§ GOAL
Quote the records that follow in full and exactly; leave out the pictures.

Figure dataset records:
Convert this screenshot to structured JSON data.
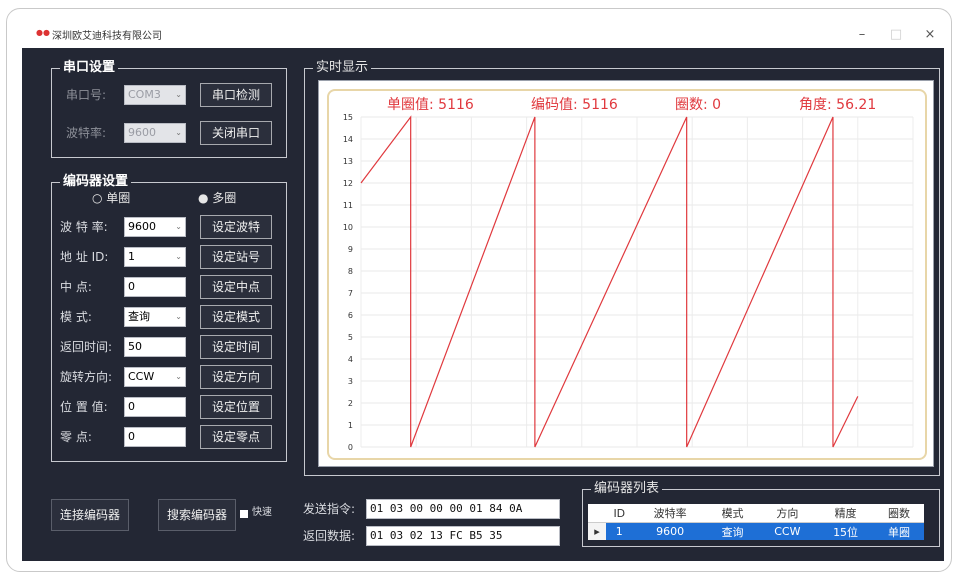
{
  "window": {
    "title": "深圳欧艾迪科技有限公司",
    "controls": {
      "minimize": "–",
      "maximize": "□",
      "close": "×"
    }
  },
  "serial": {
    "group_label": "串口设置",
    "port_label": "串口号:",
    "port_value": "COM3",
    "detect_button": "串口检测",
    "baud_label": "波特率:",
    "baud_value": "9600",
    "close_button": "关闭串口"
  },
  "encoder": {
    "group_label": "编码器设置",
    "mode_single": "单圈",
    "mode_multi": "多圈",
    "rows": [
      {
        "label": "波 特 率:",
        "value": "9600",
        "kind": "combo",
        "button": "设定波特"
      },
      {
        "label": "地 址 ID:",
        "value": "1",
        "kind": "combo",
        "button": "设定站号"
      },
      {
        "label": "中     点:",
        "value": "0",
        "kind": "field",
        "button": "设定中点"
      },
      {
        "label": "模     式:",
        "value": "查询",
        "kind": "combo",
        "button": "设定模式"
      },
      {
        "label": "返回时间:",
        "value": "50",
        "kind": "field",
        "button": "设定时间"
      },
      {
        "label": "旋转方向:",
        "value": "CCW",
        "kind": "combo",
        "button": "设定方向"
      },
      {
        "label": "位 置 值:",
        "value": "0",
        "kind": "field",
        "button": "设定位置"
      },
      {
        "label": "零     点:",
        "value": "0",
        "kind": "field",
        "button": "设定零点"
      }
    ]
  },
  "bottom": {
    "connect_button": "连接编码器",
    "search_button": "搜索编码器",
    "fast_label": "快速",
    "send_label": "发送指令:",
    "send_value": "01 03 00 00 00 01 84 0A",
    "return_label": "返回数据:",
    "return_value": "01 03 02 13 FC B5 35"
  },
  "realtime": {
    "group_label": "实时显示",
    "single_value_label": "单圈值: 5116",
    "encoder_value_label": "编码值: 5116",
    "turns_label": "圈数: 0",
    "angle_label": "角度: 56.21"
  },
  "chart_data": {
    "type": "line",
    "title": "",
    "xlabel": "",
    "ylabel": "",
    "ylim": [
      0,
      15
    ],
    "yticks": [
      "0",
      "1",
      "2",
      "3",
      "4",
      "5",
      "6",
      "7",
      "8",
      "9",
      "10",
      "11",
      "12",
      "13",
      "14",
      "15"
    ],
    "grid": true,
    "color": "#e0393e",
    "series": [
      {
        "values": [
          {
            "x": 0,
            "y": 12
          },
          {
            "x": 0.09,
            "y": 15
          },
          {
            "x": 0.09,
            "y": 0
          },
          {
            "x": 0.315,
            "y": 15
          },
          {
            "x": 0.315,
            "y": 0
          },
          {
            "x": 0.59,
            "y": 15
          },
          {
            "x": 0.59,
            "y": 0
          },
          {
            "x": 0.855,
            "y": 15
          },
          {
            "x": 0.855,
            "y": 0
          },
          {
            "x": 0.9,
            "y": 2.3
          }
        ]
      }
    ]
  },
  "encoder_list": {
    "group_label": "编码器列表",
    "columns": [
      "ID",
      "波特率",
      "模式",
      "方向",
      "精度",
      "圈数"
    ],
    "rows": [
      {
        "marker": "▸",
        "cells": [
          "1",
          "9600",
          "查询",
          "CCW",
          "15位",
          "单圈"
        ]
      }
    ]
  }
}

§ EXERCISE OUTPUT
Convert this screenshot to structured JSON data.
{
  "window": {
    "title": "深圳欧艾迪科技有限公司",
    "controls": {
      "minimize": "–",
      "maximize": "□",
      "close": "×"
    }
  },
  "serial": {
    "group_label": "串口设置",
    "port_label": "串口号:",
    "port_value": "COM3",
    "detect_button": "串口检测",
    "baud_label": "波特率:",
    "baud_value": "9600",
    "close_button": "关闭串口"
  },
  "encoder": {
    "group_label": "编码器设置",
    "mode_single": "单圈",
    "mode_multi": "多圈",
    "rows": [
      {
        "label": "波 特 率:",
        "value": "9600",
        "kind": "combo",
        "button": "设定波特"
      },
      {
        "label": "地 址 ID:",
        "value": "1",
        "kind": "combo",
        "button": "设定站号"
      },
      {
        "label": "中     点:",
        "value": "0",
        "kind": "field",
        "button": "设定中点"
      },
      {
        "label": "模     式:",
        "value": "查询",
        "kind": "combo",
        "button": "设定模式"
      },
      {
        "label": "返回时间:",
        "value": "50",
        "kind": "field",
        "button": "设定时间"
      },
      {
        "label": "旋转方向:",
        "value": "CCW",
        "kind": "combo",
        "button": "设定方向"
      },
      {
        "label": "位 置 值:",
        "value": "0",
        "kind": "field",
        "button": "设定位置"
      },
      {
        "label": "零     点:",
        "value": "0",
        "kind": "field",
        "button": "设定零点"
      }
    ]
  },
  "bottom": {
    "connect_button": "连接编码器",
    "search_button": "搜索编码器",
    "fast_label": "快速",
    "send_label": "发送指令:",
    "send_value": "01 03 00 00 00 01 84 0A",
    "return_label": "返回数据:",
    "return_value": "01 03 02 13 FC B5 35"
  },
  "realtime": {
    "group_label": "实时显示",
    "single_value_label": "单圈值: 5116",
    "encoder_value_label": "编码值: 5116",
    "turns_label": "圈数: 0",
    "angle_label": "角度: 56.21"
  },
  "chart_data": {
    "type": "line",
    "title": "",
    "xlabel": "",
    "ylabel": "",
    "ylim": [
      0,
      15
    ],
    "yticks": [
      "0",
      "1",
      "2",
      "3",
      "4",
      "5",
      "6",
      "7",
      "8",
      "9",
      "10",
      "11",
      "12",
      "13",
      "14",
      "15"
    ],
    "grid": true,
    "color": "#e0393e",
    "series": [
      {
        "values": [
          {
            "x": 0,
            "y": 12
          },
          {
            "x": 0.09,
            "y": 15
          },
          {
            "x": 0.09,
            "y": 0
          },
          {
            "x": 0.315,
            "y": 15
          },
          {
            "x": 0.315,
            "y": 0
          },
          {
            "x": 0.59,
            "y": 15
          },
          {
            "x": 0.59,
            "y": 0
          },
          {
            "x": 0.855,
            "y": 15
          },
          {
            "x": 0.855,
            "y": 0
          },
          {
            "x": 0.9,
            "y": 2.3
          }
        ]
      }
    ]
  },
  "encoder_list": {
    "group_label": "编码器列表",
    "columns": [
      "ID",
      "波特率",
      "模式",
      "方向",
      "精度",
      "圈数"
    ],
    "rows": [
      {
        "marker": "▸",
        "cells": [
          "1",
          "9600",
          "查询",
          "CCW",
          "15位",
          "单圈"
        ]
      }
    ]
  }
}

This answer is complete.